**SET TASK:** In the data, extract each line that holds the string "welches".

___ SOURCE RECORDS ___

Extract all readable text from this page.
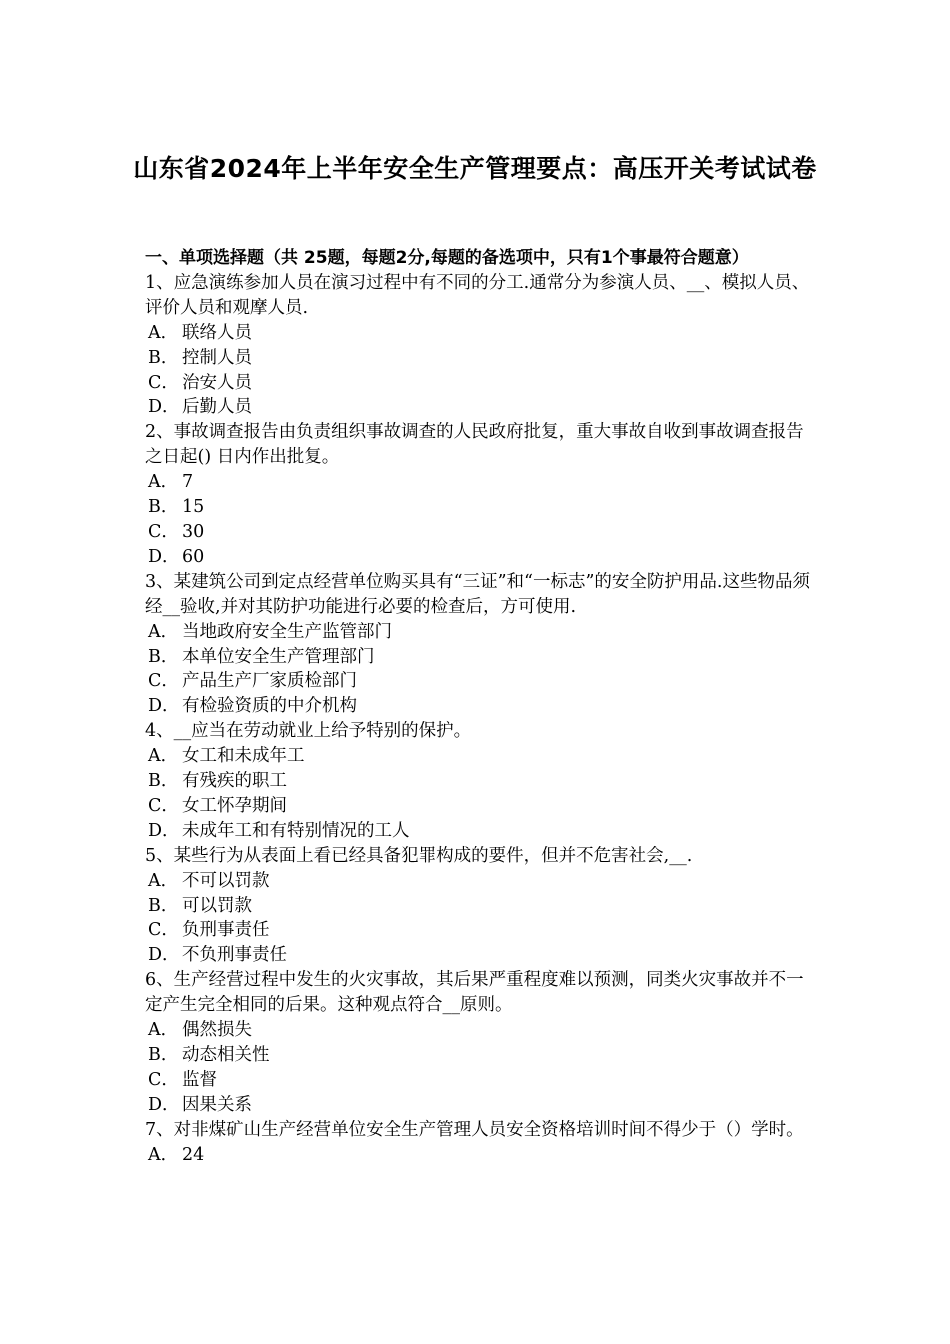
山东省2024年上半年安全生产管理要点：高压开关考试试卷
一、单项选择题（共 25题，每题2分,每题的备选项中，只有1个事最符合题意）

1、应急演练参加人员在演习过程中有不同的分工.通常分为参演人员、__、模拟人员、评价人员和观摩人员.

A． 联络人员

B． 控制人员

C． 治安人员

D． 后勤人员

2、事故调查报告由负责组织事故调查的人民政府批复，重大事故自收到事故调查报告之日起() 日内作出批复。

A． 7

B． 15

C． 30

D． 60

3、某建筑公司到定点经营单位购买具有“三证”和“一标志”的安全防护用品.这些物品须经__验收,并对其防护功能进行必要的检查后，方可使用.

A． 当地政府安全生产监管部门

B． 本单位安全生产管理部门

C． 产品生产厂家质检部门

D． 有检验资质的中介机构

4、__应当在劳动就业上给予特别的保护。

A． 女工和未成年工

B． 有残疾的职工

C． 女工怀孕期间

D． 未成年工和有特别情况的工人

5、某些行为从表面上看已经具备犯罪构成的要件，但并不危害社会,__.

A． 不可以罚款

B． 可以罚款

C． 负刑事责任

D． 不负刑事责任

6、生产经营过程中发生的火灾事故，其后果严重程度难以预测，同类火灾事故并不一定产生完全相同的后果。这种观点符合__原则。

A． 偶然损失

B． 动态相关性

C． 监督

D． 因果关系

7、对非煤矿山生产经营单位安全生产管理人员安全资格培训时间不得少于（）学时。

A． 24
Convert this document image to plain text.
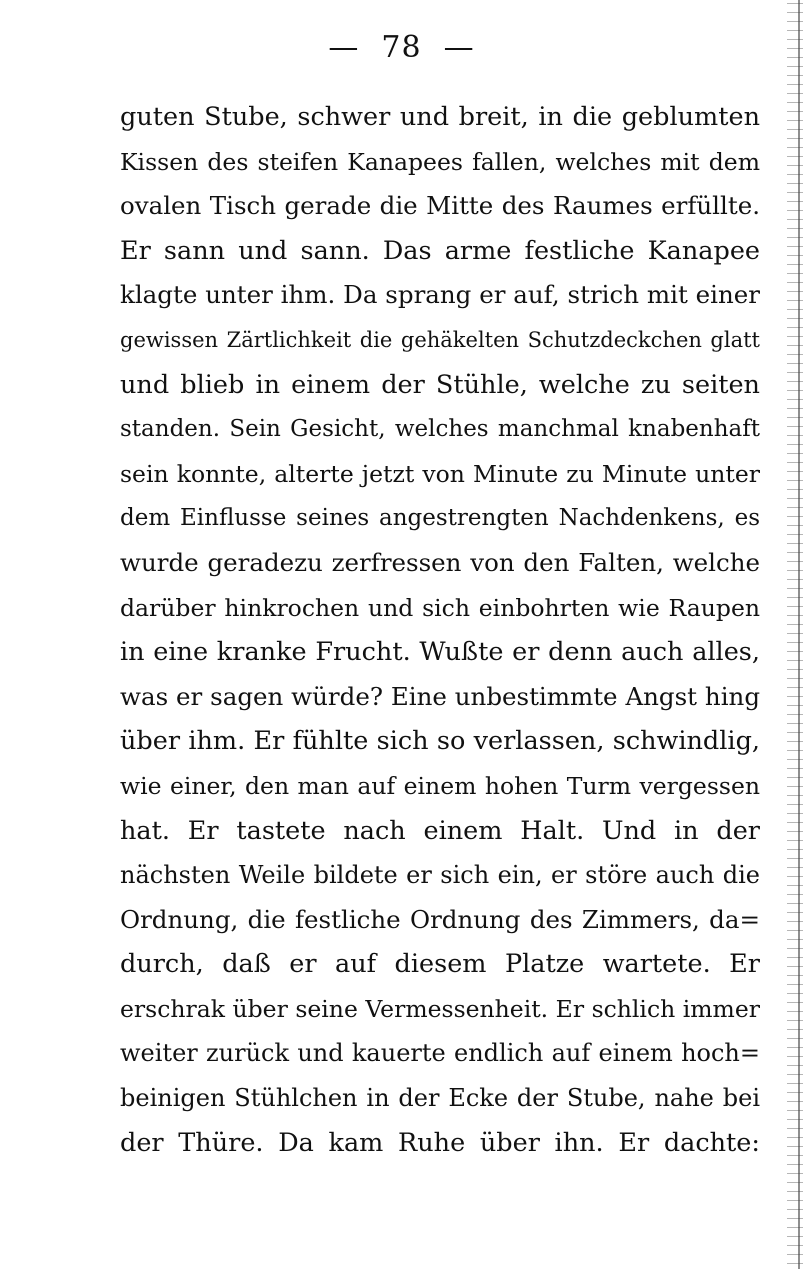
— 78 —
guten Stube, schwer und breit, in die geblumten
Kissen des steifen Kanapees fallen, welches mit dem
ovalen Tisch gerade die Mitte des Raumes erfüllte.
Er sann und sann. Das arme festliche Kanapee
klagte unter ihm. Da sprang er auf, strich mit einer
gewissen Zärtlichkeit die gehäkelten Schutzdeckchen glatt
und blieb in einem der Stühle, welche zu seiten
standen. Sein Gesicht, welches manchmal knabenhaft
sein konnte, alterte jetzt von Minute zu Minute unter
dem Einflusse seines angestrengten Nachdenkens, es
wurde geradezu zerfressen von den Falten, welche
darüber hinkrochen und sich einbohrten wie Raupen
in eine kranke Frucht. Wußte er denn auch alles,
was er sagen würde? Eine unbestimmte Angst hing
über ihm. Er fühlte sich so verlassen, schwindlig,
wie einer, den man auf einem hohen Turm vergessen
hat. Er tastete nach einem Halt. Und in der
nächsten Weile bildete er sich ein, er störe auch die
Ordnung, die festliche Ordnung des Zimmers, da=
durch, daß er auf diesem Platze wartete. Er
erschrak über seine Vermessenheit. Er schlich immer
weiter zurück und kauerte endlich auf einem hoch=
beinigen Stühlchen in der Ecke der Stube, nahe bei
der Thüre. Da kam Ruhe über ihn. Er dachte:
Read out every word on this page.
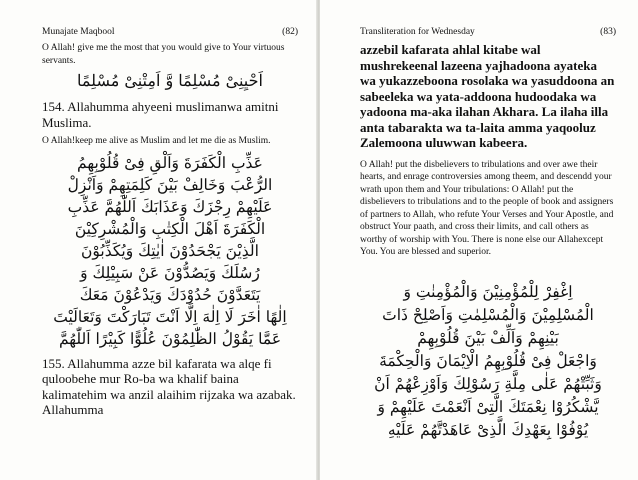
Munajate Maqbool	(82)

O Allah! give me the most that you would give to Your virtuous servants.

اَحْيِنِیْ مُسْلِمًا وَّ اَمِتْنِیْ مُسْلِمًا

154. Allahumma ahyeeni muslimanwa amitni Muslima.

O Allah!keep me alive as Muslim and let me die as Muslim.

عَذِّبِ الْكَفَرَةَ وَاَلْقِ فِیْ قُلُوْبِهِمُ

الرُّعْبَ وَخَالِفْ بَیْنَ كَلِمَتِهِمْ وَاَنْزِلْ

عَلَیْهِمْ رِجْزَكَ وَعَذَابَكَ اَللّٰهُمَّ عَذِّبِ

الْكَفَرَةَ اَهْلَ الْكِتٰبِ وَالْمُشْرِكِیْنَ

الَّذِیْنَ یَجْحَدُوْنَ اٰیٰتِكَ وَیُكَذِّبُوْنَ

رُسُلَكَ وَیَصُدُّوْنَ عَنْ سَبِیْلِكَ وَ

یَتَعَدَّوْنَ حُدُوْدَكَ وَیَدْعُوْنَ مَعَكَ

اِلٰهًا اٰخَرَ لَا اِلٰهَ اِلَّا اَنْتَ تَبَارَكْتَ وَتَعَالَیْتَ

عَمَّا یَقُوْلُ الظّٰلِمُوْنَ عُلُوًّا كَبِیْرًا اَللّٰهُمَّ

155. Allahumma azze bil kafarata wa alqe fi quloobehe mur Ro-ba wa khalif baina kalimatehim wa anzil alaihim rijzaka wa azabak. Allahumma

Transliteration for Wednesday	(83)

azzebil kafarata ahlal kitabe wal mushrekeenal lazeena yajhadoona ayateka wa yukazzeboona rosolaka wa yasuddoona an sabeeleka wa yata-addoona hudoodaka wa yadoona ma-aka ilahan Akhara. La ilaha illa anta tabarakta wa ta-laita amma yaqooluz Zalemoona uluwwan kabeera.

O Allah! put the disbelievers to tribulations and over awe their hearts, and enrage controversies among theem, and descendd your wrath upon them and Your tribulations: O Allah! put the disbelievers to tribulations and to the people of book and assigners of partners to Allah, who refute Your Verses and Your Apostle, and obstruct Your paath, and cross their limits, and call others as worthy of worship with You. There is none else our Allahexcept You. You are blessed and superior.

اِغْفِرْ لِلْمُؤْمِنِیْنَ وَالْمُؤْمِنٰتِ وَ

الْمُسْلِمِیْنَ وَالْمُسْلِمٰتِ وَاَصْلِحْ ذَاتَ

بَیْنِهِمْ وَاَلِّفْ بَیْنَ قُلُوْبِهِمْ

وَاجْعَلْ فِیْ قُلُوْبِهِمُ الْاِیْمَانَ وَالْحِكْمَةَ

وَثَبِّتْهُمْ عَلٰی مِلَّةِ رَسُوْلِكَ وَاَوْزِعْهُمْ اَنْ

یَّشْكُرُوْا نِعْمَتَكَ الَّتِیْ اَنْعَمْتَ عَلَیْهِمْ وَ

یُوْفُوْا بِعَهْدِكَ الَّذِیْ عَاهَدْتَّهُمْ عَلَیْهِ
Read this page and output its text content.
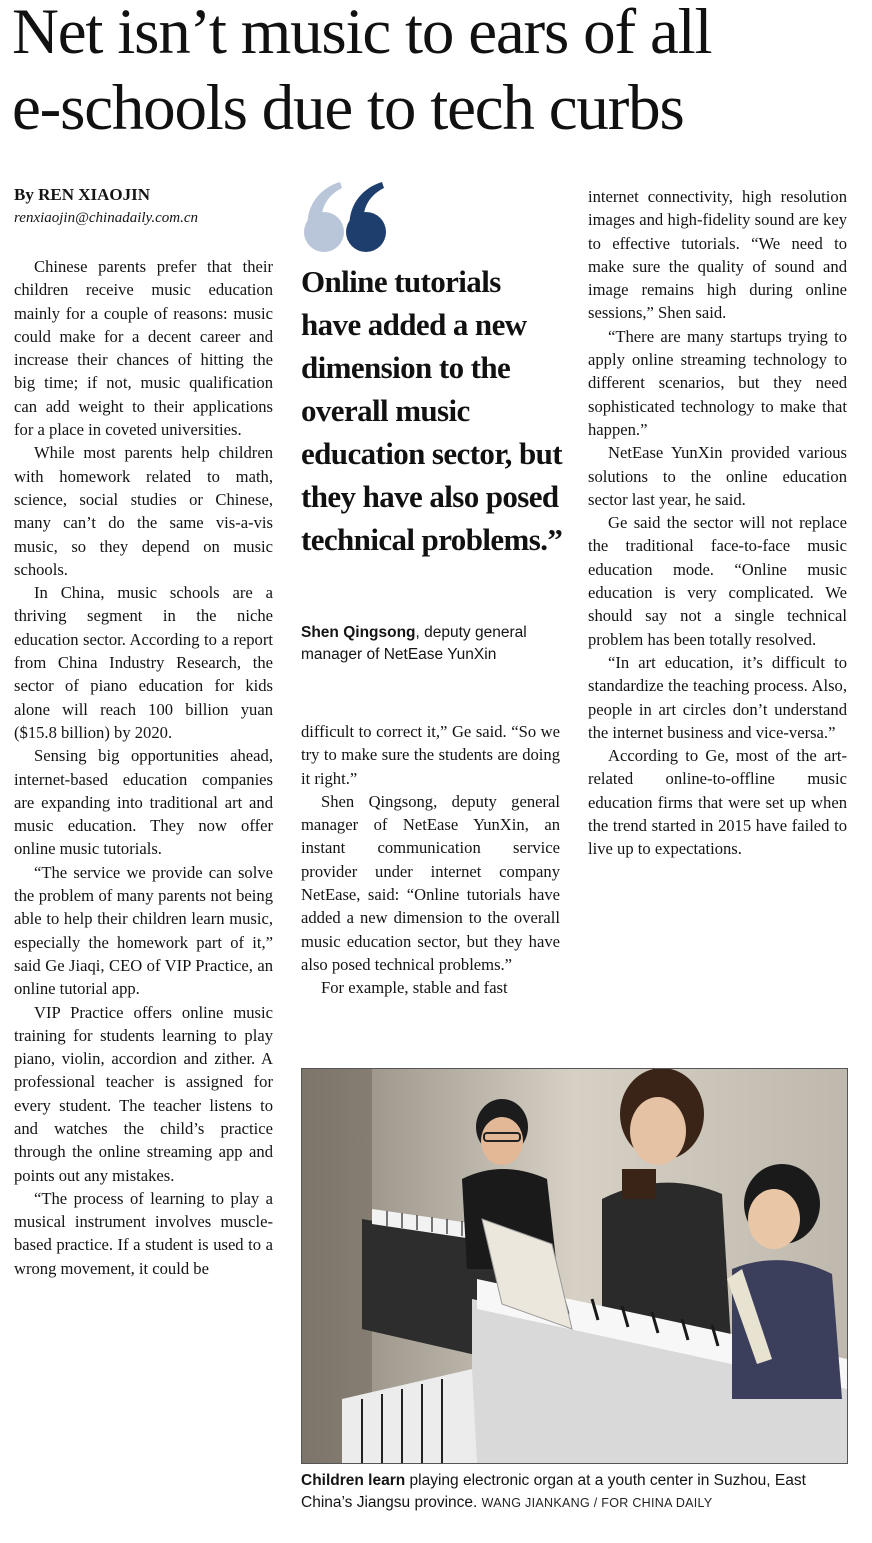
Net isn’t music to ears of all
e-schools due to tech curbs
By REN XIAOJIN
renxiaojin@chinadaily.com.cn

Chinese parents prefer that their children receive music education mainly for a couple of reasons: music could make for a decent career and increase their chances of hitting the big time; if not, music qualification can add weight to their applications for a place in coveted universities.

While most parents help children with homework related to math, science, social studies or Chinese, many can’t do the same vis-a-vis music, so they depend on music schools.

In China, music schools are a thriving segment in the niche education sector. According to a report from China Industry Research, the sector of piano education for kids alone will reach 100 billion yuan ($15.8 billion) by 2020.

Sensing big opportunities ahead, internet-based education companies are expanding into traditional art and music education. They now offer online music tutorials.

“The service we provide can solve the problem of many parents not being able to help their children learn music, especially the homework part of it,” said Ge Jiaqi, CEO of VIP Practice, an online tutorial app.

VIP Practice offers online music training for students learning to play piano, violin, accordion and zither. A professional teacher is assigned for every student. The teacher listens to and watches the child’s practice through the online streaming app and points out any mistakes.

“The process of learning to play a musical instrument involves muscle-based practice. If a student is used to a wrong movement, it could be

Online tutorials have added a new dimension to the overall music education sector, but they have also posed technical problems.”

Shen Qingsong, deputy general manager of NetEase YunXin

difficult to correct it,” Ge said. “So we try to make sure the students are doing it right.”

Shen Qingsong, deputy general manager of NetEase YunXin, an instant communication service provider under internet company NetEase, said: “Online tutorials have added a new dimension to the overall music education sector, but they have also posed technical problems.”

For example, stable and fast

internet connectivity, high resolution images and high-fidelity sound are key to effective tutorials. “We need to make sure the quality of sound and image remains high during online sessions,” Shen said.

“There are many startups trying to apply online streaming technology to different scenarios, but they need sophisticated technology to make that happen.”

NetEase YunXin provided various solutions to the online education sector last year, he said.

Ge said the sector will not replace the traditional face-to-face music education mode. “Online music education is very complicated. We should say not a single technical problem has been totally resolved.

“In art education, it’s difficult to standardize the teaching process. Also, people in art circles don’t understand the internet business and vice-versa.”

According to Ge, most of the art-related online-to-offline music education firms that were set up when the trend started in 2015 have failed to live up to expectations.

Children learn playing electronic organ at a youth center in Suzhou, East China’s Jiangsu province. WANG JIANKANG / FOR CHINA DAILY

___

**WRITTEN RESPONSE:**
Kissen des steifen Kanapees fallen, welches mit dem
standen. Sein Gesicht, welches manchmal knabenhaft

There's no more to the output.